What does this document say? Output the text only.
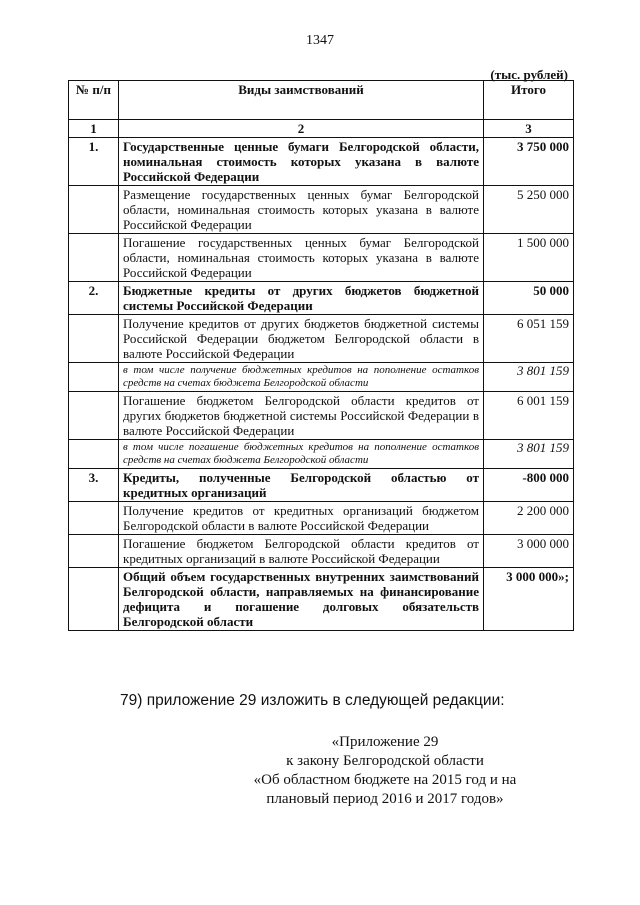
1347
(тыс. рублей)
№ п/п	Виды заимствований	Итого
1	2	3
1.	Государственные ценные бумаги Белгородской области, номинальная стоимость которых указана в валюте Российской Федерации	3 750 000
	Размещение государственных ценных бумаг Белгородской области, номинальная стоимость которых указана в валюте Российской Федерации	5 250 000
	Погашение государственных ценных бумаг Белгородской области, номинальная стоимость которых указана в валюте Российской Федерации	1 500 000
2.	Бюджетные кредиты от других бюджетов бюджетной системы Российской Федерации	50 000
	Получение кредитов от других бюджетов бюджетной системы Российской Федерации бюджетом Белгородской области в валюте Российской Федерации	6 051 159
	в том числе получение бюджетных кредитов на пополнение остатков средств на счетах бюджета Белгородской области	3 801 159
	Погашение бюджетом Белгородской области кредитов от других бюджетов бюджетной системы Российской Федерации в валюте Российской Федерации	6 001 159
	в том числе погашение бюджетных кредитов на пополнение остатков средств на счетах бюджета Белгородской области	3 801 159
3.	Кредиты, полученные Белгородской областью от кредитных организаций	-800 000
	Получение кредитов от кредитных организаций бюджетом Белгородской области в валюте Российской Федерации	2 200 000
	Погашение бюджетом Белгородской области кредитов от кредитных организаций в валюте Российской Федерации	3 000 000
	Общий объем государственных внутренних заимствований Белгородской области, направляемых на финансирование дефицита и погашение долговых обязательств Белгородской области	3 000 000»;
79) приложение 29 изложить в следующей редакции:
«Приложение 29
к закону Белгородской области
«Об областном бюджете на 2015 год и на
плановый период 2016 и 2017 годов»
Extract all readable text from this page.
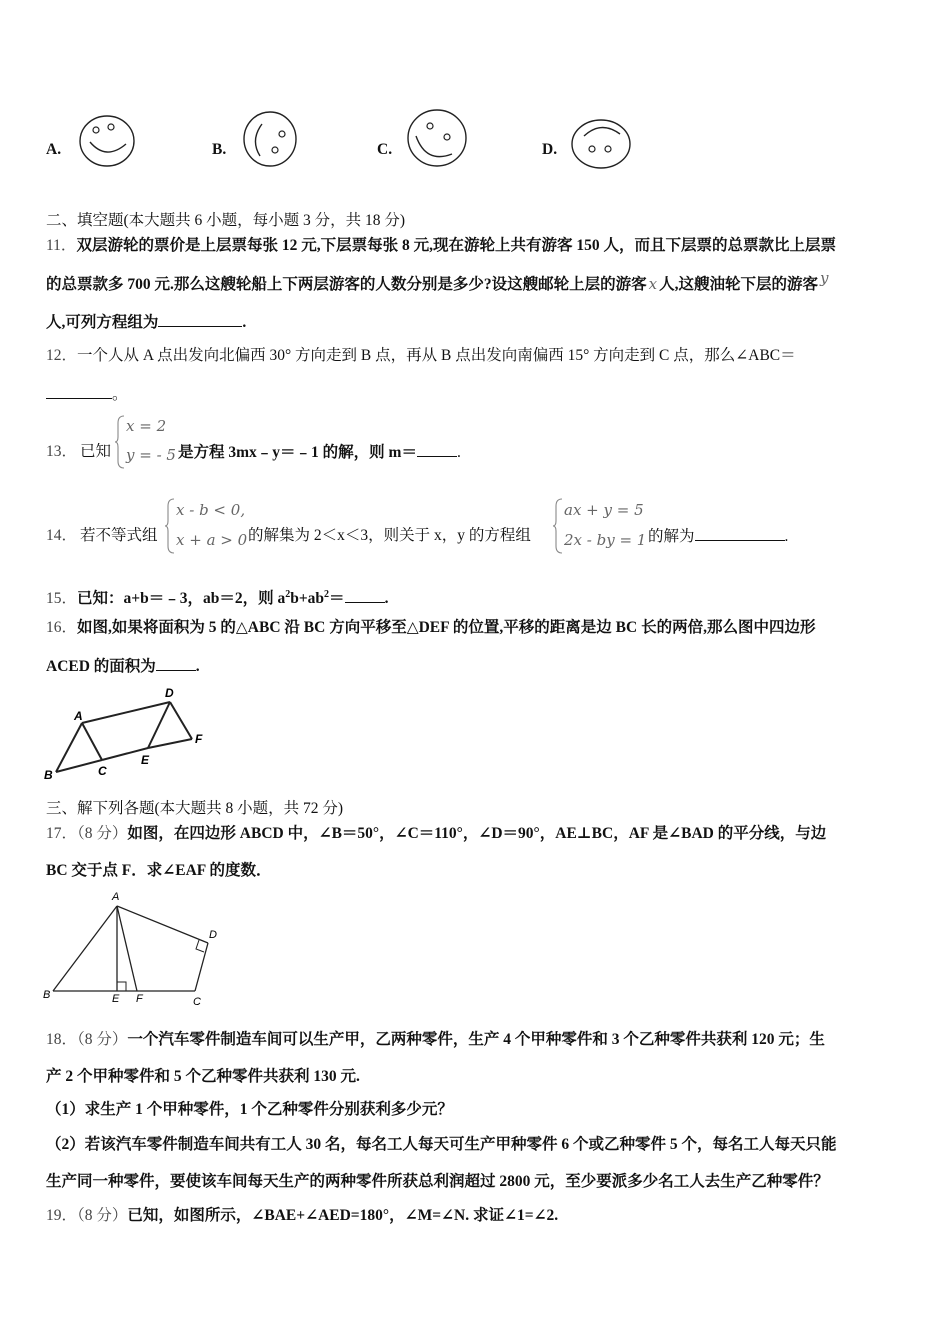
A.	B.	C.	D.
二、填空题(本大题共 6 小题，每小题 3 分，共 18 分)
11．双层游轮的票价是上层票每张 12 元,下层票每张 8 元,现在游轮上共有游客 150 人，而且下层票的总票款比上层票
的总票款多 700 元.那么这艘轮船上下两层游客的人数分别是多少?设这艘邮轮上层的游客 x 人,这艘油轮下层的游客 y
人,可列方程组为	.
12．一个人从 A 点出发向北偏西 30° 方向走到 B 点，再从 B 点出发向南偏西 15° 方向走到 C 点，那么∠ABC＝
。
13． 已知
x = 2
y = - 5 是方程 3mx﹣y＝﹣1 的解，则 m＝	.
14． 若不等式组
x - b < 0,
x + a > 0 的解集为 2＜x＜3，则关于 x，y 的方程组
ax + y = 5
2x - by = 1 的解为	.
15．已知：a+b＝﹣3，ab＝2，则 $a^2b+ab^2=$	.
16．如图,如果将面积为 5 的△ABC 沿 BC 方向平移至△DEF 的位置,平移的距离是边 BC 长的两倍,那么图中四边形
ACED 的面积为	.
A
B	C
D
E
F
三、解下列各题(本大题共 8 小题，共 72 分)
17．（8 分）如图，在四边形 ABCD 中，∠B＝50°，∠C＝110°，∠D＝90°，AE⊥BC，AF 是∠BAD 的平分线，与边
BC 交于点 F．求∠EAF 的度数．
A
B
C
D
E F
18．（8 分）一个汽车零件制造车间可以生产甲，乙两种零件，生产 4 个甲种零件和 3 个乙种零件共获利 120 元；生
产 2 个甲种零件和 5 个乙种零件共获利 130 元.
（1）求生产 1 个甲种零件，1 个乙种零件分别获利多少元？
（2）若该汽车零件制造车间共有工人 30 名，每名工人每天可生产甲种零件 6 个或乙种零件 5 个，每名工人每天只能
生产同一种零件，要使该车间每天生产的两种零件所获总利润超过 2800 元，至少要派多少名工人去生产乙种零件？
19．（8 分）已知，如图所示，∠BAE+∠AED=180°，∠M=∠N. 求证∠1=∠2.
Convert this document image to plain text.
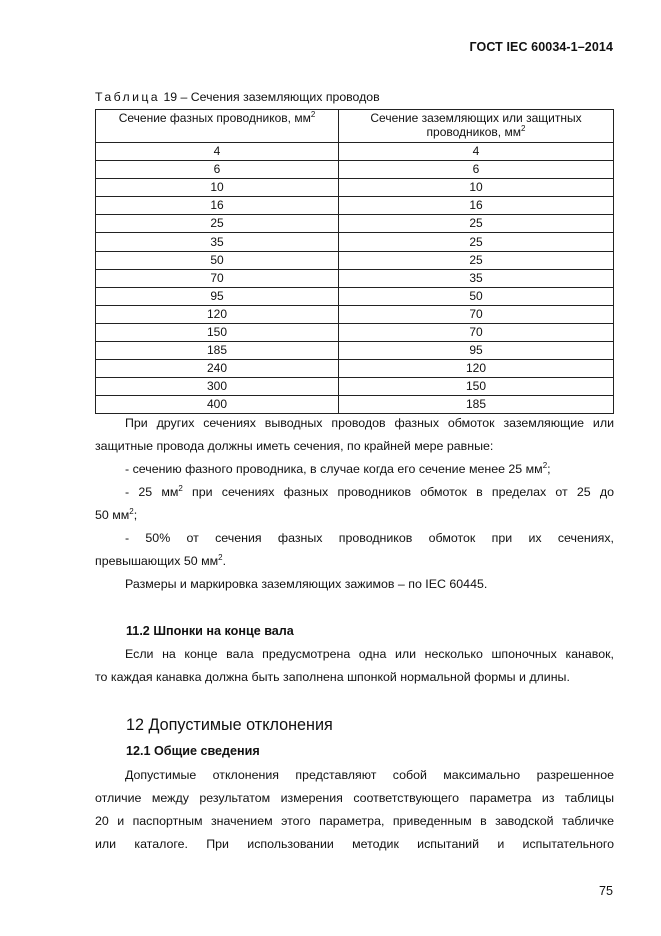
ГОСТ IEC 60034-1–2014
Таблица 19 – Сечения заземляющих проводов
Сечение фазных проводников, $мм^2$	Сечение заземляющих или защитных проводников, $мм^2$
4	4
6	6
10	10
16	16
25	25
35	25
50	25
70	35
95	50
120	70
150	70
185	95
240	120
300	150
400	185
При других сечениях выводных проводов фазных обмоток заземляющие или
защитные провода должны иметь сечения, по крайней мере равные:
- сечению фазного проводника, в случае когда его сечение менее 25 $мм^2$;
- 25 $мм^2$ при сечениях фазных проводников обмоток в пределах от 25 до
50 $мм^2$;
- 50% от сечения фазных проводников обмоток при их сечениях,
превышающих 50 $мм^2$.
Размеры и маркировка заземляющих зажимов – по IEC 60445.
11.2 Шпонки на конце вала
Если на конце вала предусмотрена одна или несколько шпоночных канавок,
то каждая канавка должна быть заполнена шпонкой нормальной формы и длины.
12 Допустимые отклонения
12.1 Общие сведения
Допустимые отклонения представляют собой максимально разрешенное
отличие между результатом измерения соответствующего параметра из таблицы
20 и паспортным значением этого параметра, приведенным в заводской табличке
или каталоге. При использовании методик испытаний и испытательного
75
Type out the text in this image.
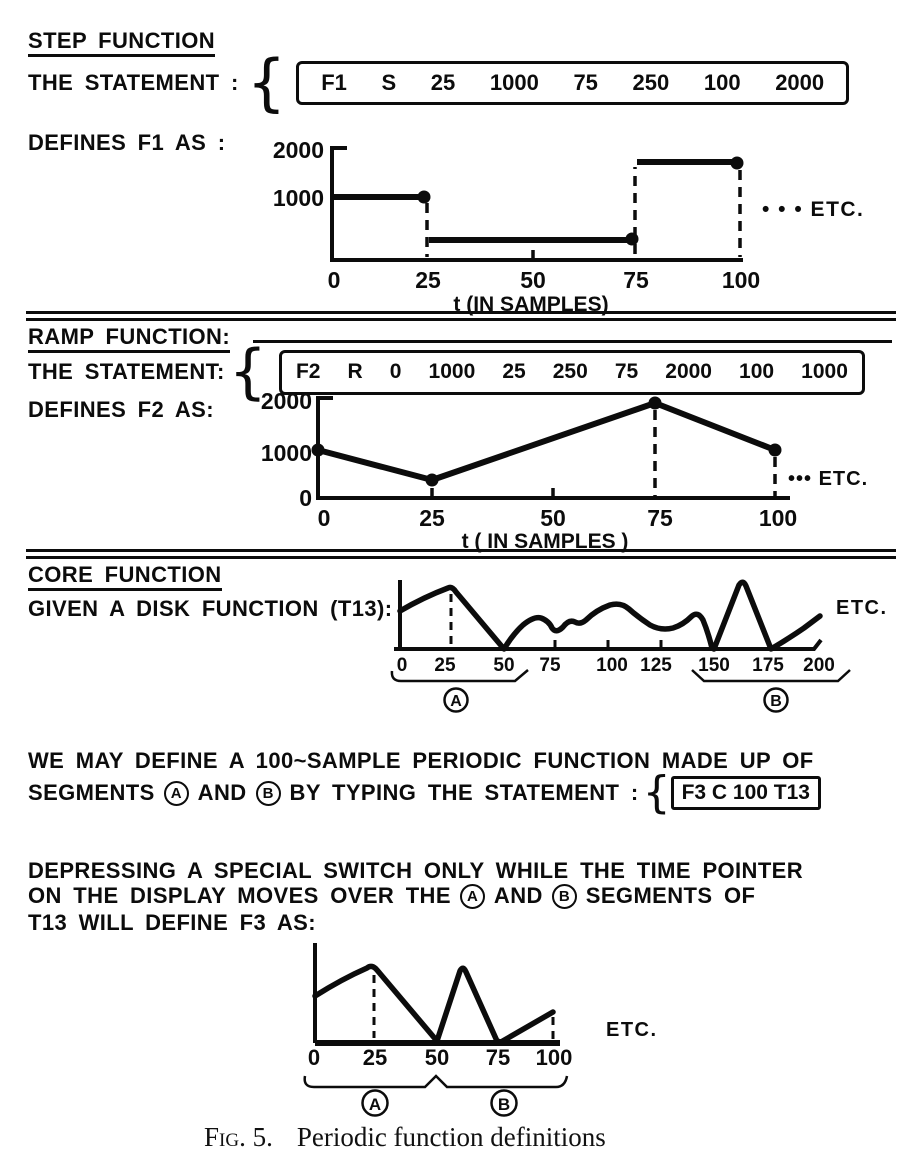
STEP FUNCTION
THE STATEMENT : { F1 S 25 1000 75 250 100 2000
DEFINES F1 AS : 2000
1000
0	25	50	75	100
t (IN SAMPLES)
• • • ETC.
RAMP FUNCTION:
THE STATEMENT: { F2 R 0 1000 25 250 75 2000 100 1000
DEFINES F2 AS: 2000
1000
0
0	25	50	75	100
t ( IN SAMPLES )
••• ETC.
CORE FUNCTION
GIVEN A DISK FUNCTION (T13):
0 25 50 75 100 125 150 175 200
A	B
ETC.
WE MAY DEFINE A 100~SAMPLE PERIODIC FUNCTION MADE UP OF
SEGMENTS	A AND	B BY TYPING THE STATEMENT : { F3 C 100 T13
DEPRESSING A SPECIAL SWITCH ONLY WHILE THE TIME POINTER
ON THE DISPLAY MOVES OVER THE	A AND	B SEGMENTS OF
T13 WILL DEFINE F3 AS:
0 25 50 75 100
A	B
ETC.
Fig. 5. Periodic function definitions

· · ·

(DESCRIPTION OF THE TASK): Transcribe all of the entries word for word, but skip any pictures they contain.

(RESPONSE BELOW):
What does this document say? Output the text only.
1347
(тыс. рублей)
№ п/п	Виды заимствований	Итого
1	2	3
1.	Государственные ценные бумаги Белгородской области, номинальная стоимость которых указана в валюте Российской Федерации	3 750 000
	Размещение государственных ценных бумаг Белгородской области, номинальная стоимость которых указана в валюте Российской Федерации	5 250 000
	Погашение государственных ценных бумаг Белгородской области, номинальная стоимость которых указана в валюте Российской Федерации	1 500 000
2.	Бюджетные кредиты от других бюджетов бюджетной системы Российской Федерации	50 000
	Получение кредитов от других бюджетов бюджетной системы Российской Федерации бюджетом Белгородской области в валюте Российской Федерации	6 051 159
	в том числе получение бюджетных кредитов на пополнение остатков средств на счетах бюджета Белгородской области	3 801 159
	Погашение бюджетом Белгородской области кредитов от других бюджетов бюджетной системы Российской Федерации в валюте Российской Федерации	6 001 159
	в том числе погашение бюджетных кредитов на пополнение остатков средств на счетах бюджета Белгородской области	3 801 159
3.	Кредиты, полученные Белгородской областью от кредитных организаций	-800 000
	Получение кредитов от кредитных организаций бюджетом Белгородской области в валюте Российской Федерации	2 200 000
	Погашение бюджетом Белгородской области кредитов от кредитных организаций в валюте Российской Федерации	3 000 000
	Общий объем государственных внутренних заимствований Белгородской области, направляемых на финансирование дефицита и погашение долговых обязательств Белгородской области	3 000 000»;
79) приложение 29 изложить в следующей редакции:
«Приложение 29
к закону Белгородской области
«Об областном бюджете на 2015 год и на
плановый период 2016 и 2017 годов»
Extract all readable text from this page.
A.	B.	C.	D.
二、填空题(本大题共 6 小题，每小题 3 分，共 18 分)
11．双层游轮的票价是上层票每张 12 元,下层票每张 8 元,现在游轮上共有游客 150 人，而且下层票的总票款比上层票
的总票款多 700 元.那么这艘轮船上下两层游客的人数分别是多少?设这艘邮轮上层的游客 x 人,这艘油轮下层的游客 y
人,可列方程组为	.
12．一个人从 A 点出发向北偏西 30° 方向走到 B 点，再从 B 点出发向南偏西 15° 方向走到 C 点，那么∠ABC＝
。
13． 已知
x = 2
y = - 5 是方程 3mx﹣y＝﹣1 的解，则 m＝	.
14． 若不等式组
x - b < 0,
x + a > 0 的解集为 2＜x＜3，则关于 x，y 的方程组
ax + y = 5
2x - by = 1 的解为	.
15．已知：a+b＝﹣3，ab＝2，则 $a^2b+ab^2=$	.
16．如图,如果将面积为 5 的△ABC 沿 BC 方向平移至△DEF 的位置,平移的距离是边 BC 长的两倍,那么图中四边形
ACED 的面积为	.
A
B	C
D
E
F
三、解下列各题(本大题共 8 小题，共 72 分)
17．（8 分）如图，在四边形 ABCD 中，∠B＝50°，∠C＝110°，∠D＝90°，AE⊥BC，AF 是∠BAD 的平分线，与边
BC 交于点 F．求∠EAF 的度数．
A
B
C
D
E F
18．（8 分）一个汽车零件制造车间可以生产甲，乙两种零件，生产 4 个甲种零件和 3 个乙种零件共获利 120 元；生
产 2 个甲种零件和 5 个乙种零件共获利 130 元.
（1）求生产 1 个甲种零件，1 个乙种零件分别获利多少元？
（2）若该汽车零件制造车间共有工人 30 名，每名工人每天可生产甲种零件 6 个或乙种零件 5 个，每名工人每天只能
生产同一种零件，要使该车间每天生产的两种零件所获总利润超过 2800 元，至少要派多少名工人去生产乙种零件？
19．（8 分）已知，如图所示，∠BAE+∠AED=180°，∠M=∠N. 求证∠1=∠2.
Convert this document image to plain text.
ГОСТ IEC 60034-1–2014
Таблица 19 – Сечения заземляющих проводов
Сечение фазных проводников, $мм^2$	Сечение заземляющих или защитных проводников, $мм^2$
4	4
6	6
10	10
16	16
25	25
35	25
50	25
70	35
95	50
120	70
150	70
185	95
240	120
300	150
400	185
При других сечениях выводных проводов фазных обмоток заземляющие или
защитные провода должны иметь сечения, по крайней мере равные:
- сечению фазного проводника, в случае когда его сечение менее 25 $мм^2$;
- 25 $мм^2$ при сечениях фазных проводников обмоток в пределах от 25 до
50 $мм^2$;
- 50% от сечения фазных проводников обмоток при их сечениях,
превышающих 50 $мм^2$.
Размеры и маркировка заземляющих зажимов – по IEC 60445.
11.2 Шпонки на конце вала
Если на конце вала предусмотрена одна или несколько шпоночных канавок,
то каждая канавка должна быть заполнена шпонкой нормальной формы и длины.
12 Допустимые отклонения
12.1 Общие сведения
Допустимые отклонения представляют собой максимально разрешенное
отличие между результатом измерения соответствующего параметра из таблицы
20 и паспортным значением этого параметра, приведенным в заводской табличке
или каталоге. При использовании методик испытаний и испытательного
75
Type out the text in this image.
STEP FUNCTION
THE STATEMENT : { F1 S 25 1000 75 250 100 2000
DEFINES F1 AS : 2000
1000
0	25	50	75	100
t (IN SAMPLES)
• • • ETC.
RAMP FUNCTION:
THE STATEMENT: { F2 R 0 1000 25 250 75 2000 100 1000
DEFINES F2 AS: 2000
1000
0
0	25	50	75	100
t ( IN SAMPLES )
••• ETC.
CORE FUNCTION
GIVEN A DISK FUNCTION (T13):
0 25 50 75 100 125 150 175 200
A	B
ETC.
WE MAY DEFINE A 100~SAMPLE PERIODIC FUNCTION MADE UP OF
SEGMENTS	A AND	B BY TYPING THE STATEMENT : { F3 C 100 T13
DEPRESSING A SPECIAL SWITCH ONLY WHILE THE TIME POINTER
ON THE DISPLAY MOVES OVER THE	A AND	B SEGMENTS OF
T13 WILL DEFINE F3 AS:
0 25 50 75 100
A	B
ETC.
Fig. 5. Periodic function definitions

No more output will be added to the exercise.